-- START OF Records supplied --
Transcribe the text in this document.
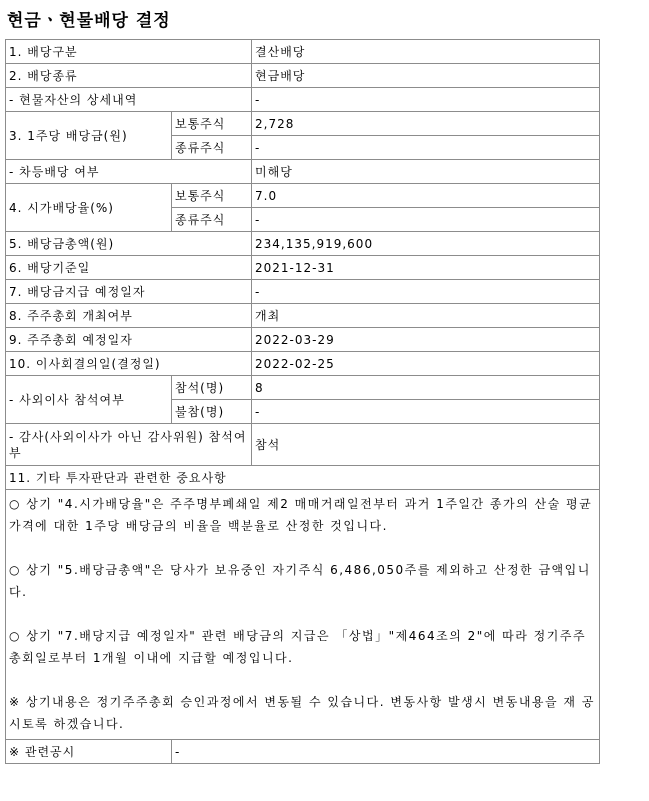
현금ㆍ현물배당 결정
1. 배당구분		결산배당
2. 배당종류		현금배당
- 현물자산의 상세내역		-
3. 1주당 배당금(원)	보통주식	2,728
	종류주식	-
- 차등배당 여부		미해당
4. 시가배당율(%)	보통주식	7.0
	종류주식	-
5. 배당금총액(원)		234,135,919,600
6. 배당기준일		2021-12-31
7. 배당금지급 예정일자		-
8. 주주총회 개최여부		개최
9. 주주총회 예정일자		2022-03-29
10. 이사회결의일(결정일)		2022-02-25
- 사외이사 참석여부	참석(명)	8
	불참(명)	-
- 감사(사외이사가 아닌 감사위원) 참석여부		참석
11. 기타 투자판단과 관련한 중요사항		

○ 상기 "4.시가배당율"은 주주명부폐쇄일 제2 매매거래일전부터 과거 1주일간 종가의 산술 평균 가격에 대한 1주당 배당금의 비율을 백분율로 산정한 것입니다.

○ 상기 "5.배당금총액"은 당사가 보유중인 자기주식 6,486,050주를 제외하고 산정한 금액입니다.

○ 상기 "7.배당지급 예정일자" 관련 배당금의 지급은 「상법」"제464조의 2"에 따라 정기주주총회일로부터 1개월 이내에 지급할 예정입니다.

※ 상기내용은 정기주주총회 승인과정에서 변동될 수 있습니다. 변동사항 발생시 변동내용을 재 공시토록 하겠습니다.		

※ 관련공시	-	
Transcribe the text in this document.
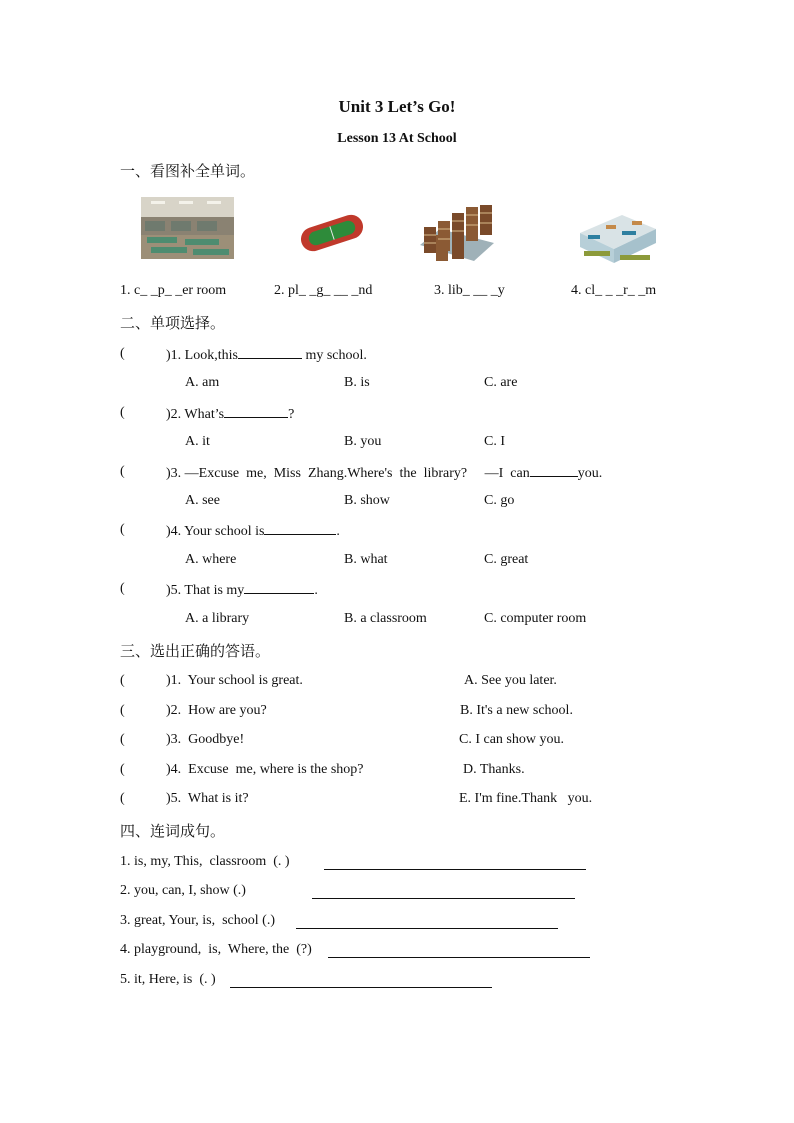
Unit 3 Let’s Go!
Lesson 13 At School
一、看图补全单词。
1. c_ _p_ _er room	2. pl_ _g_ __ _nd	3. lib_ __ _y	4. cl_ _ _r_ _m
二、单项选择。
(	)1. Look,this	my school.
A. am	B. is	C. are
(	)2. What’s	?
A. it	B. you	C. I
(	)3. —Excuse  me,  Miss  Zhang.Where's  the  library?     —I  can	you.
A. see	B. show	C. go
(	)4. Your school is	.
A. where	B. what	C. great
(	)5. That is my	.
A. a library	B. a classroom	C. computer room
三、选出正确的答语。
(	)1.  Your school is great.	A. See you later.
(	)2.  How are you?	B. It's a new school.
(	)3.  Goodbye!	C. I can show you.
(	)4.  Excuse  me, where is the shop?	D. Thanks.
(	)5.  What is it?	E. I'm fine.Thank   you.
四、连词成句。
1. is, my, This,  classroom  (. )
2. you, can, I, show (.)
3. great, Your, is,  school (.)
4. playground,  is,  Where, the  (?)
5. it, Here, is  (. )
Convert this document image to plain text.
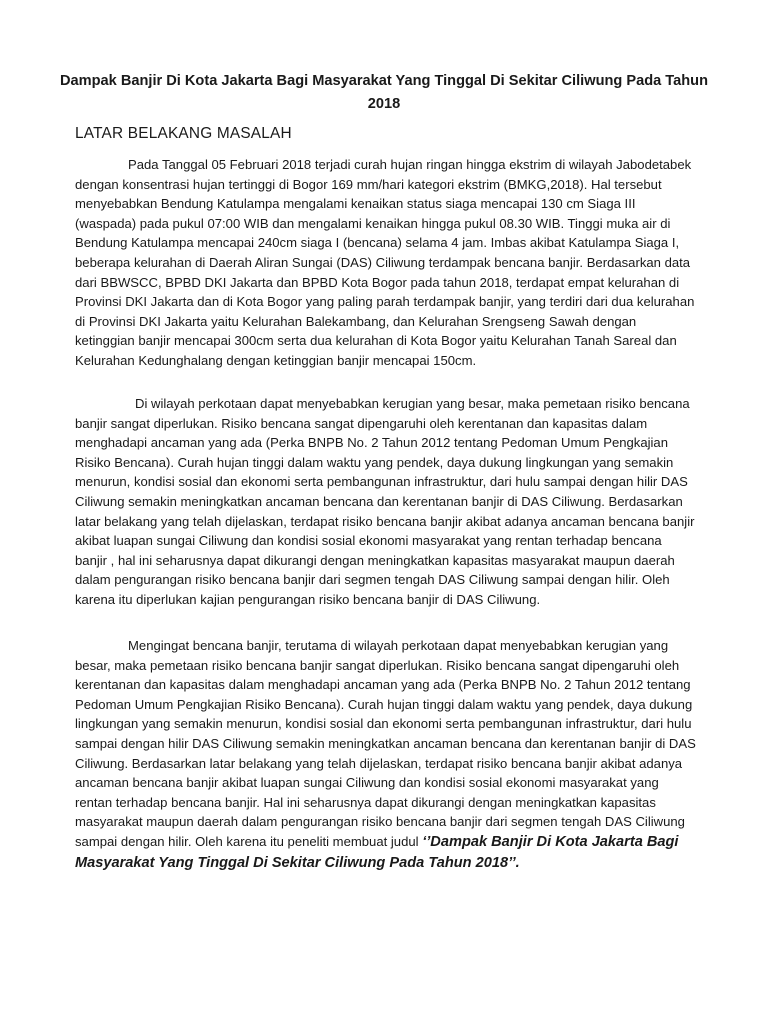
Dampak Banjir Di Kota Jakarta Bagi Masyarakat Yang Tinggal Di Sekitar Ciliwung Pada Tahun 2018
LATAR BELAKANG MASALAH

Pada Tanggal 05 Februari 2018 terjadi curah hujan ringan hingga ekstrim di wilayah Jabodetabek dengan konsentrasi hujan tertinggi di Bogor 169 mm/hari kategori ekstrim (BMKG,2018). Hal tersebut menyebabkan Bendung Katulampa mengalami kenaikan status siaga mencapai 130 cm Siaga III (waspada) pada pukul 07:00 WIB dan mengalami kenaikan hingga pukul 08.30 WIB. Tinggi muka air di Bendung Katulampa mencapai 240cm siaga I (bencana) selama 4 jam. Imbas akibat Katulampa Siaga I, beberapa kelurahan di Daerah Aliran Sungai (DAS) Ciliwung terdampak bencana banjir. Berdasarkan data dari BBWSCC, BPBD DKI Jakarta dan BPBD Kota Bogor pada tahun 2018, terdapat empat kelurahan di Provinsi DKI Jakarta dan di Kota Bogor yang paling parah terdampak banjir, yang terdiri dari dua kelurahan di Provinsi DKI Jakarta yaitu Kelurahan Balekambang, dan Kelurahan Srengseng Sawah dengan ketinggian banjir mencapai 300cm serta dua kelurahan di Kota Bogor yaitu Kelurahan Tanah Sareal dan Kelurahan Kedunghalang dengan ketinggian banjir mencapai 150cm.

Di wilayah perkotaan dapat menyebabkan kerugian yang besar, maka pemetaan risiko bencana banjir sangat diperlukan. Risiko bencana sangat dipengaruhi oleh kerentanan dan kapasitas dalam menghadapi ancaman yang ada (Perka BNPB No. 2 Tahun 2012 tentang Pedoman Umum Pengkajian Risiko Bencana). Curah hujan tinggi dalam waktu yang pendek, daya dukung lingkungan yang semakin menurun, kondisi sosial dan ekonomi serta pembangunan infrastruktur, dari hulu sampai dengan hilir DAS Ciliwung semakin meningkatkan ancaman bencana dan kerentanan banjir di DAS Ciliwung. Berdasarkan latar belakang yang telah dijelaskan, terdapat risiko bencana banjir akibat adanya ancaman bencana banjir akibat luapan sungai Ciliwung dan kondisi sosial ekonomi masyarakat yang rentan terhadap bencana banjir , hal ini seharusnya dapat dikurangi dengan meningkatkan kapasitas masyarakat maupun daerah dalam pengurangan risiko bencana banjir dari segmen tengah DAS Ciliwung sampai dengan hilir. Oleh karena itu diperlukan kajian pengurangan risiko bencana banjir di DAS Ciliwung.

Mengingat bencana banjir, terutama di wilayah perkotaan dapat menyebabkan kerugian yang besar, maka pemetaan risiko bencana banjir sangat diperlukan. Risiko bencana sangat dipengaruhi oleh kerentanan dan kapasitas dalam menghadapi ancaman yang ada (Perka BNPB No. 2 Tahun 2012 tentang Pedoman Umum Pengkajian Risiko Bencana). Curah hujan tinggi dalam waktu yang pendek, daya dukung lingkungan yang semakin menurun, kondisi sosial dan ekonomi serta pembangunan infrastruktur, dari hulu sampai dengan hilir DAS Ciliwung semakin meningkatkan ancaman bencana dan kerentanan banjir di DAS Ciliwung. Berdasarkan latar belakang yang telah dijelaskan, terdapat risiko bencana banjir akibat adanya ancaman bencana banjir akibat luapan sungai Ciliwung dan kondisi sosial ekonomi masyarakat yang rentan terhadap bencana banjir. Hal ini seharusnya dapat dikurangi dengan meningkatkan kapasitas masyarakat maupun daerah dalam pengurangan risiko bencana banjir dari segmen tengah DAS Ciliwung sampai dengan hilir. Oleh karena itu peneliti membuat judul ‘’Dampak Banjir Di Kota Jakarta Bagi Masyarakat Yang Tinggal Di Sekitar Ciliwung Pada Tahun 2018’’.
-- END OF Records supplied --
- Directive -
Quote each line of the listing exactly, but leave the pictures out.

- Response below -
Transcribe the text in this document.
현금ㆍ현물배당 결정
1. 배당구분		결산배당
2. 배당종류		현금배당
- 현물자산의 상세내역		-
3. 1주당 배당금(원)	보통주식	2,728
	종류주식	-
- 차등배당 여부		미해당
4. 시가배당율(%)	보통주식	7.0
	종류주식	-
5. 배당금총액(원)		234,135,919,600
6. 배당기준일		2021-12-31
7. 배당금지급 예정일자		-
8. 주주총회 개최여부		개최
9. 주주총회 예정일자		2022-03-29
10. 이사회결의일(결정일)		2022-02-25
- 사외이사 참석여부	참석(명)	8
	불참(명)	-
- 감사(사외이사가 아닌 감사위원) 참석여부		참석
11. 기타 투자판단과 관련한 중요사항		

○ 상기 "4.시가배당율"은 주주명부폐쇄일 제2 매매거래일전부터 과거 1주일간 종가의 산술 평균 가격에 대한 1주당 배당금의 비율을 백분율로 산정한 것입니다.

○ 상기 "5.배당금총액"은 당사가 보유중인 자기주식 6,486,050주를 제외하고 산정한 금액입니다.

○ 상기 "7.배당지급 예정일자" 관련 배당금의 지급은 「상법」"제464조의 2"에 따라 정기주주총회일로부터 1개월 이내에 지급할 예정입니다.

※ 상기내용은 정기주주총회 승인과정에서 변동될 수 있습니다. 변동사항 발생시 변동내용을 재 공시토록 하겠습니다.		

※ 관련공시	-	
Transcribe the text in this document.
Unit 3 Let’s Go!
Lesson 13 At School
一、看图补全单词。
1. c_ _p_ _er room	2. pl_ _g_ __ _nd	3. lib_ __ _y	4. cl_ _ _r_ _m
二、单项选择。
(	)1. Look,this	my school.
A. am	B. is	C. are
(	)2. What’s	?
A. it	B. you	C. I
(	)3. —Excuse  me,  Miss  Zhang.Where's  the  library?     —I  can	you.
A. see	B. show	C. go
(	)4. Your school is	.
A. where	B. what	C. great
(	)5. That is my	.
A. a library	B. a classroom	C. computer room
三、选出正确的答语。
(	)1.  Your school is great.	A. See you later.
(	)2.  How are you?	B. It's a new school.
(	)3.  Goodbye!	C. I can show you.
(	)4.  Excuse  me, where is the shop?	D. Thanks.
(	)5.  What is it?	E. I'm fine.Thank   you.
四、连词成句。
1. is, my, This,  classroom  (. )
2. you, can, I, show (.)
3. great, Your, is,  school (.)
4. playground,  is,  Where, the  (?)
5. it, Here, is  (. )
Convert this document image to plain text.
Dampak Banjir Di Kota Jakarta Bagi Masyarakat Yang Tinggal Di Sekitar Ciliwung Pada Tahun 2018
LATAR BELAKANG MASALAH

Pada Tanggal 05 Februari 2018 terjadi curah hujan ringan hingga ekstrim di wilayah Jabodetabek dengan konsentrasi hujan tertinggi di Bogor 169 mm/hari kategori ekstrim (BMKG,2018). Hal tersebut menyebabkan Bendung Katulampa mengalami kenaikan status siaga mencapai 130 cm Siaga III (waspada) pada pukul 07:00 WIB dan mengalami kenaikan hingga pukul 08.30 WIB. Tinggi muka air di Bendung Katulampa mencapai 240cm siaga I (bencana) selama 4 jam. Imbas akibat Katulampa Siaga I, beberapa kelurahan di Daerah Aliran Sungai (DAS) Ciliwung terdampak bencana banjir. Berdasarkan data dari BBWSCC, BPBD DKI Jakarta dan BPBD Kota Bogor pada tahun 2018, terdapat empat kelurahan di Provinsi DKI Jakarta dan di Kota Bogor yang paling parah terdampak banjir, yang terdiri dari dua kelurahan di Provinsi DKI Jakarta yaitu Kelurahan Balekambang, dan Kelurahan Srengseng Sawah dengan ketinggian banjir mencapai 300cm serta dua kelurahan di Kota Bogor yaitu Kelurahan Tanah Sareal dan Kelurahan Kedunghalang dengan ketinggian banjir mencapai 150cm.

Di wilayah perkotaan dapat menyebabkan kerugian yang besar, maka pemetaan risiko bencana banjir sangat diperlukan. Risiko bencana sangat dipengaruhi oleh kerentanan dan kapasitas dalam menghadapi ancaman yang ada (Perka BNPB No. 2 Tahun 2012 tentang Pedoman Umum Pengkajian Risiko Bencana). Curah hujan tinggi dalam waktu yang pendek, daya dukung lingkungan yang semakin menurun, kondisi sosial dan ekonomi serta pembangunan infrastruktur, dari hulu sampai dengan hilir DAS Ciliwung semakin meningkatkan ancaman bencana dan kerentanan banjir di DAS Ciliwung. Berdasarkan latar belakang yang telah dijelaskan, terdapat risiko bencana banjir akibat adanya ancaman bencana banjir akibat luapan sungai Ciliwung dan kondisi sosial ekonomi masyarakat yang rentan terhadap bencana banjir , hal ini seharusnya dapat dikurangi dengan meningkatkan kapasitas masyarakat maupun daerah dalam pengurangan risiko bencana banjir dari segmen tengah DAS Ciliwung sampai dengan hilir. Oleh karena itu diperlukan kajian pengurangan risiko bencana banjir di DAS Ciliwung.

Mengingat bencana banjir, terutama di wilayah perkotaan dapat menyebabkan kerugian yang besar, maka pemetaan risiko bencana banjir sangat diperlukan. Risiko bencana sangat dipengaruhi oleh kerentanan dan kapasitas dalam menghadapi ancaman yang ada (Perka BNPB No. 2 Tahun 2012 tentang Pedoman Umum Pengkajian Risiko Bencana). Curah hujan tinggi dalam waktu yang pendek, daya dukung lingkungan yang semakin menurun, kondisi sosial dan ekonomi serta pembangunan infrastruktur, dari hulu sampai dengan hilir DAS Ciliwung semakin meningkatkan ancaman bencana dan kerentanan banjir di DAS Ciliwung. Berdasarkan latar belakang yang telah dijelaskan, terdapat risiko bencana banjir akibat adanya ancaman bencana banjir akibat luapan sungai Ciliwung dan kondisi sosial ekonomi masyarakat yang rentan terhadap bencana banjir. Hal ini seharusnya dapat dikurangi dengan meningkatkan kapasitas masyarakat maupun daerah dalam pengurangan risiko bencana banjir dari segmen tengah DAS Ciliwung sampai dengan hilir. Oleh karena itu peneliti membuat judul ‘’Dampak Banjir Di Kota Jakarta Bagi Masyarakat Yang Tinggal Di Sekitar Ciliwung Pada Tahun 2018’’.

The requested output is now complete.